What to work on —
Extract the lines that carry the string "odst" from the listing.

(Records from a collection)
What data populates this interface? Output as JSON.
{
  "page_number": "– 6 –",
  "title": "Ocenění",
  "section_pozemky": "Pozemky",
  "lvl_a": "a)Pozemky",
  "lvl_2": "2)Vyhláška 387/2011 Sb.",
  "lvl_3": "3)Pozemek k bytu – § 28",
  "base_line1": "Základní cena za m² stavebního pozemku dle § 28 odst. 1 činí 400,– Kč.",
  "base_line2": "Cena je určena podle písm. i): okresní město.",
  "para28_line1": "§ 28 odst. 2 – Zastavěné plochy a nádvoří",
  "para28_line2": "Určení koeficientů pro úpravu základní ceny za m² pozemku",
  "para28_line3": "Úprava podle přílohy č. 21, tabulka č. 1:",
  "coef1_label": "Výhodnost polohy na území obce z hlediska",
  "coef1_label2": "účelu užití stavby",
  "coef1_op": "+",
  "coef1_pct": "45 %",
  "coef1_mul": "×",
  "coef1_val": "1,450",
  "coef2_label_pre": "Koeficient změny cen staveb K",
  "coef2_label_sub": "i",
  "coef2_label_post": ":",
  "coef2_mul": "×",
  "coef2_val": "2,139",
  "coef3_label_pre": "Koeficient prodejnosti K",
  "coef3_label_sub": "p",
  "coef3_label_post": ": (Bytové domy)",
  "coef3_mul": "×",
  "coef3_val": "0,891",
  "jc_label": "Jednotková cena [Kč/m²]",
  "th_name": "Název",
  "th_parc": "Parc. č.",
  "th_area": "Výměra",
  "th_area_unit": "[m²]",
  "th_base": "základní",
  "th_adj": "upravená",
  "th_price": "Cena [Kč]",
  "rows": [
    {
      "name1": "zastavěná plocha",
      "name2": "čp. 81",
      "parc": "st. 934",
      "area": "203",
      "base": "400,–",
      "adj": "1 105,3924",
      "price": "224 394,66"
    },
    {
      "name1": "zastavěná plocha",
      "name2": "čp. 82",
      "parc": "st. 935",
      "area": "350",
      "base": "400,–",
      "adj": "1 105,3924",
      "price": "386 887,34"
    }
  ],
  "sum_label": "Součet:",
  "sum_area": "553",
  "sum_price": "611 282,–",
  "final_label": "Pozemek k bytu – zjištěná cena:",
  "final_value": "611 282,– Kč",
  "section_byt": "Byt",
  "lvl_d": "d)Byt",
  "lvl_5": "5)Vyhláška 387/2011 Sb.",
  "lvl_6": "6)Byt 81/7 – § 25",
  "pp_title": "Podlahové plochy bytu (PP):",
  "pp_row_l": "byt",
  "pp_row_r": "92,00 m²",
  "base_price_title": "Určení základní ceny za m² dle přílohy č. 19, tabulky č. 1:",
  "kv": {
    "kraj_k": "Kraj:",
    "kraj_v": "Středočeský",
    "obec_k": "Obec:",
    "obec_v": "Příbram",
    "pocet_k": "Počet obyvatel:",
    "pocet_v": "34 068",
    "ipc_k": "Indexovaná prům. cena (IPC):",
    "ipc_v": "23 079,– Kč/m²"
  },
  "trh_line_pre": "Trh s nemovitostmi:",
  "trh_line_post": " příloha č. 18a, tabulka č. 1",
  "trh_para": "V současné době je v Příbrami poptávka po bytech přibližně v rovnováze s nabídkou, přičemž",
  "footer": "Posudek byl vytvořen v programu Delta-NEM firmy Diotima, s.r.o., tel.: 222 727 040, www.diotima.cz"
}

* * *

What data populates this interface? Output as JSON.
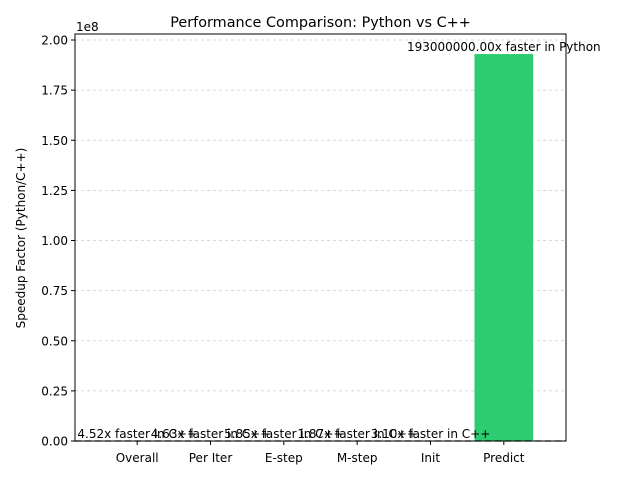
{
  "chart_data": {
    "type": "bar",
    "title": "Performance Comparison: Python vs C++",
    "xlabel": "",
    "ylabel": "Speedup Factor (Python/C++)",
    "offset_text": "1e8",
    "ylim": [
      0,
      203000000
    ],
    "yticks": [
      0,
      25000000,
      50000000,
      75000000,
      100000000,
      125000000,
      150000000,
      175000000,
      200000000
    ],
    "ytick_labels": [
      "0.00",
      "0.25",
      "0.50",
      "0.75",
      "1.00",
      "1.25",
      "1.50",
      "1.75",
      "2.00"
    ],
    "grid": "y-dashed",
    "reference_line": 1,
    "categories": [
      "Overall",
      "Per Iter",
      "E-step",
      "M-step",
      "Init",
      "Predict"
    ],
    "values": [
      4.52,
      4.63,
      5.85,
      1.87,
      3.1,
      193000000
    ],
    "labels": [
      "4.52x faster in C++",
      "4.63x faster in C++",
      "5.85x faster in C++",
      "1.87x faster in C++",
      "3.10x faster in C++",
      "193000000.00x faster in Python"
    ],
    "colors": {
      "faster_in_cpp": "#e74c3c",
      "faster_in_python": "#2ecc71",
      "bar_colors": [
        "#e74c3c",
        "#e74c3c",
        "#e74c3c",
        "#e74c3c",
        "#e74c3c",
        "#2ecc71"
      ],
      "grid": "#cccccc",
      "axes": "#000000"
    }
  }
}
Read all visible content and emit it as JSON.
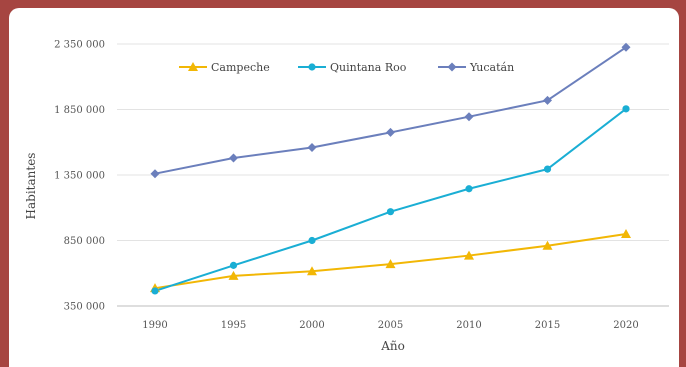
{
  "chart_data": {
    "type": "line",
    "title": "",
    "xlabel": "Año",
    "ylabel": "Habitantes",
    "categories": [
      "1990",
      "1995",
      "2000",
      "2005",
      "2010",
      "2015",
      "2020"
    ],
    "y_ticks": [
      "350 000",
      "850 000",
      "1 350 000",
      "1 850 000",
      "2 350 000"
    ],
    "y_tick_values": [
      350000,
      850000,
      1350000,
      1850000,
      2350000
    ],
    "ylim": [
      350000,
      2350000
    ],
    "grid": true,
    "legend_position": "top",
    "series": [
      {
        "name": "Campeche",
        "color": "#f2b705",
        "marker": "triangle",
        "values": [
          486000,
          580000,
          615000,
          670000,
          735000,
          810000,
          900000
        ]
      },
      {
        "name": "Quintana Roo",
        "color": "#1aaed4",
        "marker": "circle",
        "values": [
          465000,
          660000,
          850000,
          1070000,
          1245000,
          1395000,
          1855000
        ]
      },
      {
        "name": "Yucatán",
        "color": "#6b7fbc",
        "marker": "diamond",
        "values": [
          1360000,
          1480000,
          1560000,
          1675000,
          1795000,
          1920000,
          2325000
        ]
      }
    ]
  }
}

Task response —
  "base_line1": "Základní cena za m² stavebního pozemku dle § 28 odst. 1 činí 400,– Kč.",
  "para28_line1": "§ 28 odst. 2 – Zastavěné plochy a nádvoří",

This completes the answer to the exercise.